-- Begin Given information --

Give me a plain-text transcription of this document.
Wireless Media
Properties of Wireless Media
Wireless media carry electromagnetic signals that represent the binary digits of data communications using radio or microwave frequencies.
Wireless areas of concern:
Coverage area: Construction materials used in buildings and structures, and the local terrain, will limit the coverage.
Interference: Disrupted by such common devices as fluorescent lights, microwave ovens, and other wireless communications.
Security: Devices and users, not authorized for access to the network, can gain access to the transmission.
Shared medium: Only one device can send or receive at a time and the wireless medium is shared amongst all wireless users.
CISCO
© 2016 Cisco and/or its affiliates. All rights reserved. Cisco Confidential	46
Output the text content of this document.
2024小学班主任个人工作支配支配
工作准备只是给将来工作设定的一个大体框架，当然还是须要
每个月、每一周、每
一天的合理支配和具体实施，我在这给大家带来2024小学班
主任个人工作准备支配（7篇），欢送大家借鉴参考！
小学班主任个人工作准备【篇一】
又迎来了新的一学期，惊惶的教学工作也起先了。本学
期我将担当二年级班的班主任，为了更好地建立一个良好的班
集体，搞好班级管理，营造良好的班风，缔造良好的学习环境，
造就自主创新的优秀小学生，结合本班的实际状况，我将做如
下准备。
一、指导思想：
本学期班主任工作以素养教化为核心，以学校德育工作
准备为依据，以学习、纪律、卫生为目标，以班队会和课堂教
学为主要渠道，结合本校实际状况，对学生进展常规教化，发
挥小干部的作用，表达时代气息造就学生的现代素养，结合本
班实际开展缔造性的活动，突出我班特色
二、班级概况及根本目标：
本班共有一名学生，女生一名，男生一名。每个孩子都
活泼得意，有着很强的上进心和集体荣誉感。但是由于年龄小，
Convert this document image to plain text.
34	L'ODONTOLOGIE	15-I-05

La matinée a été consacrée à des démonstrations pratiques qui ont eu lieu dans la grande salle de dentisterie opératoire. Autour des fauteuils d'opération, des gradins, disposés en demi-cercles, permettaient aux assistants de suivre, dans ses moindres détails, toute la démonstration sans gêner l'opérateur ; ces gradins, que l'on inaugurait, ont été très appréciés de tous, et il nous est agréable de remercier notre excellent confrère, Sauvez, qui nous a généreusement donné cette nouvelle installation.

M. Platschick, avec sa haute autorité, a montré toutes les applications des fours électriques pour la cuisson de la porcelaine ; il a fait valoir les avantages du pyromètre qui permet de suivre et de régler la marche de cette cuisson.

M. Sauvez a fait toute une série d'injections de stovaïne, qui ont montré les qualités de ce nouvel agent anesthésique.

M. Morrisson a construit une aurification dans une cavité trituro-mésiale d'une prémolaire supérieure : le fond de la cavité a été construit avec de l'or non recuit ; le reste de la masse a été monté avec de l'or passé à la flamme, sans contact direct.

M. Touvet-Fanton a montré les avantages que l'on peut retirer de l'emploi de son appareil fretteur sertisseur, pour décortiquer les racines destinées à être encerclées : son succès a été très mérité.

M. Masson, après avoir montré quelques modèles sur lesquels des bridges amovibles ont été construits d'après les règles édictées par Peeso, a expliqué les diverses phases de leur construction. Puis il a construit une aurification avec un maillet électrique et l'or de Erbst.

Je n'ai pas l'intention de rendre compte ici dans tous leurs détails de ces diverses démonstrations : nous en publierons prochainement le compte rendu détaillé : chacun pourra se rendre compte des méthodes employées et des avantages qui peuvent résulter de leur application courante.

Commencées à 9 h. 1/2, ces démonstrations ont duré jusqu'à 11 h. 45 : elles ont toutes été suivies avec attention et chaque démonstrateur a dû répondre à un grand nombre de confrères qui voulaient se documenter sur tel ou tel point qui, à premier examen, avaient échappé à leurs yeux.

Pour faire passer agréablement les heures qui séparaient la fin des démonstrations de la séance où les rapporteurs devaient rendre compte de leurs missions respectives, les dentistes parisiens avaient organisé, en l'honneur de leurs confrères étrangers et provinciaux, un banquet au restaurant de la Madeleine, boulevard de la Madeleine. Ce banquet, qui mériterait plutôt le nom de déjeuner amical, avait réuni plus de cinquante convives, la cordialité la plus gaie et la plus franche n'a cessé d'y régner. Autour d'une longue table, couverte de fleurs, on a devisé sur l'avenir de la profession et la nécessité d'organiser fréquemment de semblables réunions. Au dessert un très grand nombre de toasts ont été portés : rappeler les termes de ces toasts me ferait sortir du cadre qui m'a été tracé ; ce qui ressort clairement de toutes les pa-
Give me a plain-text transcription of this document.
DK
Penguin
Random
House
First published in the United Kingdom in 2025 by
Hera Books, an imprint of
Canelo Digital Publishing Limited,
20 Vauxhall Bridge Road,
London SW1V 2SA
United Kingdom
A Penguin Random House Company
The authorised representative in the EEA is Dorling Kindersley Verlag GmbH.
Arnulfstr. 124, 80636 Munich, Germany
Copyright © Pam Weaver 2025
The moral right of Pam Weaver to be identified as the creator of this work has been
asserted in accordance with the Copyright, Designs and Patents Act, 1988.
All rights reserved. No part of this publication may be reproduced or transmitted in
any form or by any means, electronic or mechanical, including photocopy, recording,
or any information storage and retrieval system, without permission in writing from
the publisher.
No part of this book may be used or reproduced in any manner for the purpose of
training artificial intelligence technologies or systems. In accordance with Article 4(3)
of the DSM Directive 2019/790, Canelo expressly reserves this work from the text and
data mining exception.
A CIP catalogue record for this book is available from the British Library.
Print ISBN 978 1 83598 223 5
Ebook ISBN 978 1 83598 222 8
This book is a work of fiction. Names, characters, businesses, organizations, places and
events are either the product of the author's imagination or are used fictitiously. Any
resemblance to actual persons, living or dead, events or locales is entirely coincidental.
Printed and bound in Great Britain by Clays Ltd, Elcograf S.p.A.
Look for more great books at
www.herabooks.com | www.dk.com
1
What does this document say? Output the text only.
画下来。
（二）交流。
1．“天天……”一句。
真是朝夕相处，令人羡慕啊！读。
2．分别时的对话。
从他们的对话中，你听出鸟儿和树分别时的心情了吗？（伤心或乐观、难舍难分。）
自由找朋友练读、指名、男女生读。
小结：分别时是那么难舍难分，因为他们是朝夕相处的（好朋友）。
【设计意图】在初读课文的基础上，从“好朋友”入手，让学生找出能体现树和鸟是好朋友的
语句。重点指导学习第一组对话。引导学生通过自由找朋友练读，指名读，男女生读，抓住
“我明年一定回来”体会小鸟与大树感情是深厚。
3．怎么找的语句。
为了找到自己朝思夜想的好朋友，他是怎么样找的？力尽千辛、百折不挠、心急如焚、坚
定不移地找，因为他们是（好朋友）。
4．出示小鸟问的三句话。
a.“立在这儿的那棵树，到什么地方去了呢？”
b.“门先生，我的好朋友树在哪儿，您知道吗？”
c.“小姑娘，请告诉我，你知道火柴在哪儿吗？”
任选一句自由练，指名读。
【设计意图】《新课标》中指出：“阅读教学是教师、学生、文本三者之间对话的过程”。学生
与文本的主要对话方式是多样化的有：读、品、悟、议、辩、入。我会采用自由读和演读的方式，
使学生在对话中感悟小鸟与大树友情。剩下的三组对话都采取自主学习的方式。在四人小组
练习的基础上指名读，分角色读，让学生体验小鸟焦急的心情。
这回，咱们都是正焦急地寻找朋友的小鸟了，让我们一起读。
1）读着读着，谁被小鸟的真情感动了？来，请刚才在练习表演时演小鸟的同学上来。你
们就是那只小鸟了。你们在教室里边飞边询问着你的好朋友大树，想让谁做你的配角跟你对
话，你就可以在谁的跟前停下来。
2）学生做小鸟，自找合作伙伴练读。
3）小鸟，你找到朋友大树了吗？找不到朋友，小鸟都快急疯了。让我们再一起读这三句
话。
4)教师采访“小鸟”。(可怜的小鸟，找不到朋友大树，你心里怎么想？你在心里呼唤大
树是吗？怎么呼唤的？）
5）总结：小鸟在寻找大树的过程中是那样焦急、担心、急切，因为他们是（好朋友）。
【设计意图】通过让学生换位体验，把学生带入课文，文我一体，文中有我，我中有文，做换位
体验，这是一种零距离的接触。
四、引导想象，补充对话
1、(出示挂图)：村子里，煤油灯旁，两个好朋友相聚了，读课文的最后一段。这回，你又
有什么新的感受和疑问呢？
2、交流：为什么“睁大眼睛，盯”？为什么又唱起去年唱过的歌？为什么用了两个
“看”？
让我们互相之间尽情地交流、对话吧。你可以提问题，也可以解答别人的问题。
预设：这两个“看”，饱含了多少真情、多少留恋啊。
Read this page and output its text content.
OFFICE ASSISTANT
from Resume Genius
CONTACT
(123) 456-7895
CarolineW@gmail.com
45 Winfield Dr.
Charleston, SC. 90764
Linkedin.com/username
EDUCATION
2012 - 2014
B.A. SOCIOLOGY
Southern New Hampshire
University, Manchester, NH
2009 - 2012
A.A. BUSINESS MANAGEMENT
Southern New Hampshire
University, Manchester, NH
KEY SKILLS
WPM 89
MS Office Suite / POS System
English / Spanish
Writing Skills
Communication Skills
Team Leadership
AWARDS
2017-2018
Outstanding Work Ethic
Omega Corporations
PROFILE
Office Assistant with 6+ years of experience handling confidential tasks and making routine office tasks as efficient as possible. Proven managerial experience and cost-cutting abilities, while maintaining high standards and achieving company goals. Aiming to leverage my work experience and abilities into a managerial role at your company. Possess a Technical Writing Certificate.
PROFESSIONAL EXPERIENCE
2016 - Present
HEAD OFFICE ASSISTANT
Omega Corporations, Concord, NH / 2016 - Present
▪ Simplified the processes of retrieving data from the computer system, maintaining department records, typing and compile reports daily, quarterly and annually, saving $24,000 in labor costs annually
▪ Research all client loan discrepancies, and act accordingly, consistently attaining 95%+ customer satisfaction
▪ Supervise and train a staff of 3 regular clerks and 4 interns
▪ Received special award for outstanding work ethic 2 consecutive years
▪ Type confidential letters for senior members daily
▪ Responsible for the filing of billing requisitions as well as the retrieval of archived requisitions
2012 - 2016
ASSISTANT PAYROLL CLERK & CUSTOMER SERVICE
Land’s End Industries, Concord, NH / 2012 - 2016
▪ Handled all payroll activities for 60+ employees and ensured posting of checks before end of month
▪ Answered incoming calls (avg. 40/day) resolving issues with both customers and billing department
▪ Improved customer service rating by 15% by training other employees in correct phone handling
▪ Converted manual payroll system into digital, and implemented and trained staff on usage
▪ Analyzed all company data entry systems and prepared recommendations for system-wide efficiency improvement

-- End Given information --

Looking at the data above, show all lines where the word "reproduced" occurs.

All rights reserved. No part of this publication may be reproduced or transmitted in
No part of this book may be used or reproduced in any manner for the purpose of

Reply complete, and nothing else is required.